**WRITTEN EXERCISE:** Gather each line of the records where "posterior" appears.

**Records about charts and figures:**
= = =
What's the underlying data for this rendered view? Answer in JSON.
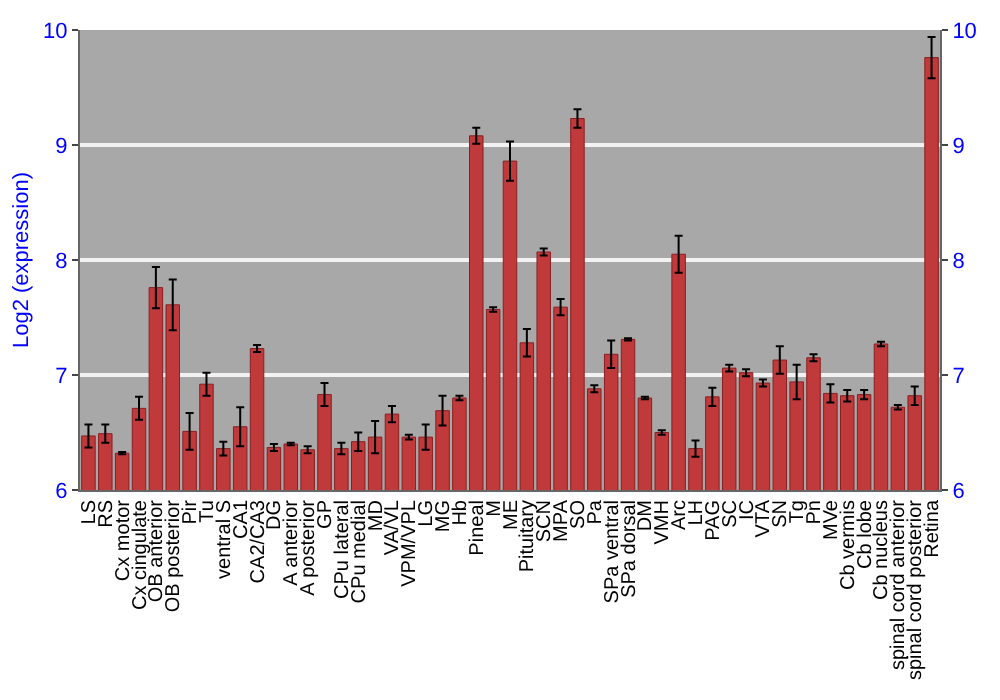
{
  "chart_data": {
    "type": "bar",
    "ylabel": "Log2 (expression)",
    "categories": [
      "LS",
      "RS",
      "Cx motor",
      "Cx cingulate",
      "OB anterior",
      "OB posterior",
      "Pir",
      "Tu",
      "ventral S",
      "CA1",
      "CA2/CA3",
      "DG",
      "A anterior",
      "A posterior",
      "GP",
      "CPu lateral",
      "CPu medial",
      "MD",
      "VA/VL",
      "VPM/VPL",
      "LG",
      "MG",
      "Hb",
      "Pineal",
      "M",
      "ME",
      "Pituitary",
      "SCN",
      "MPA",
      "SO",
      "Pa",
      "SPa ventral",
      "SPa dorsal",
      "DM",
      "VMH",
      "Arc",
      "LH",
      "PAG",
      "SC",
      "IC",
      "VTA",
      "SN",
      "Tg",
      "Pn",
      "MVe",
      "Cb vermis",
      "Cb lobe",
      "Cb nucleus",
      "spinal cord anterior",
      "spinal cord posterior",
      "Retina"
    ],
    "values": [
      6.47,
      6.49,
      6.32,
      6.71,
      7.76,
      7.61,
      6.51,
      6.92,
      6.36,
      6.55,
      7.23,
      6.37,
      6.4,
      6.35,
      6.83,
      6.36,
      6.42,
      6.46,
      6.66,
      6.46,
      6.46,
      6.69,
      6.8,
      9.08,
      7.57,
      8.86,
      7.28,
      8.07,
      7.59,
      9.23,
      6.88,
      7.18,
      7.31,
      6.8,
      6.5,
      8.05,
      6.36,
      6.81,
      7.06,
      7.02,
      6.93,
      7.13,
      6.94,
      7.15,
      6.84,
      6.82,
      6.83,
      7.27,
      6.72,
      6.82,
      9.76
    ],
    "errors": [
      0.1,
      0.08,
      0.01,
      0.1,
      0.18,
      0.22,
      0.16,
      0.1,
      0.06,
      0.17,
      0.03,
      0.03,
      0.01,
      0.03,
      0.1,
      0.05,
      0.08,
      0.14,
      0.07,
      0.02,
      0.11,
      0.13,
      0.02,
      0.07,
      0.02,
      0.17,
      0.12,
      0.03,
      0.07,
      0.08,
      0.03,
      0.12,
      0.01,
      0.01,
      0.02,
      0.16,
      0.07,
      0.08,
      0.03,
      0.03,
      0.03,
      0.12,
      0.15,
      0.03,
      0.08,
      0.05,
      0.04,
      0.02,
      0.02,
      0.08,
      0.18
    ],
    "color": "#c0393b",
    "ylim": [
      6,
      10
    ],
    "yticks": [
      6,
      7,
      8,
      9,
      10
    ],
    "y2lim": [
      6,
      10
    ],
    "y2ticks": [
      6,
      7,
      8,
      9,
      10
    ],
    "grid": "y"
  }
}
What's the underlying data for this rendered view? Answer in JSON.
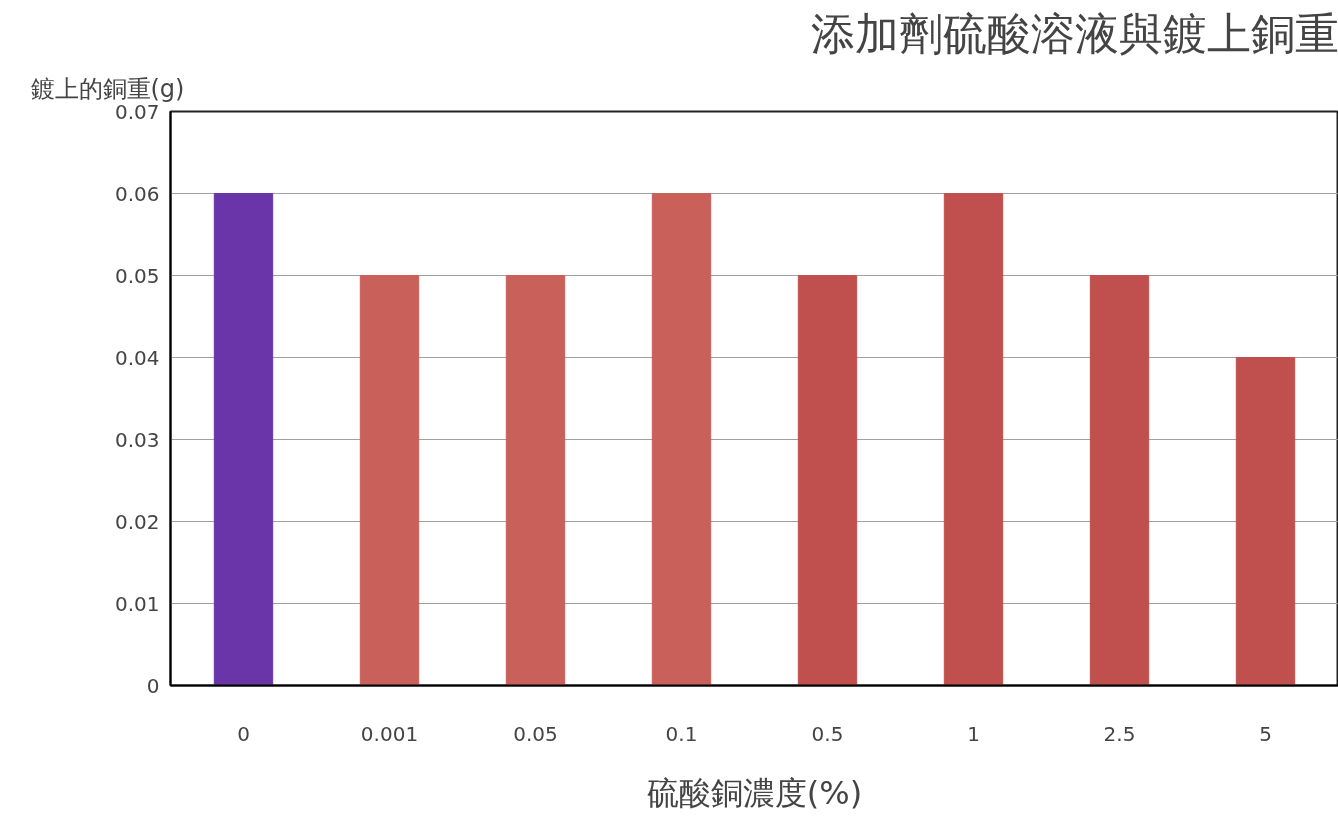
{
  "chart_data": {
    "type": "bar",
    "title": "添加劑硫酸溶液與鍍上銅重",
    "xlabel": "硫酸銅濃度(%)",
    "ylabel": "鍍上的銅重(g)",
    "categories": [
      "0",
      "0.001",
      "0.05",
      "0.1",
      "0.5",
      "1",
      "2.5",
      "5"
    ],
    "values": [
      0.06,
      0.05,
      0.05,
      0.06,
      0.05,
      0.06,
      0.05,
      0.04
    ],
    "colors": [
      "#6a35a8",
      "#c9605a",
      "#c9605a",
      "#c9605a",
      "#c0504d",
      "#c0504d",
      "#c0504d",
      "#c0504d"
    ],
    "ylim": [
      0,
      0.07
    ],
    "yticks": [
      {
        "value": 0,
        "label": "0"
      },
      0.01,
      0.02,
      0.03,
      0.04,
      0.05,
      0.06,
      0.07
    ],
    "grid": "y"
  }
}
= = =
**WRITTEN RESPONSE:**
      "OB posterior",
      "A posterior",
      "spinal cord posterior",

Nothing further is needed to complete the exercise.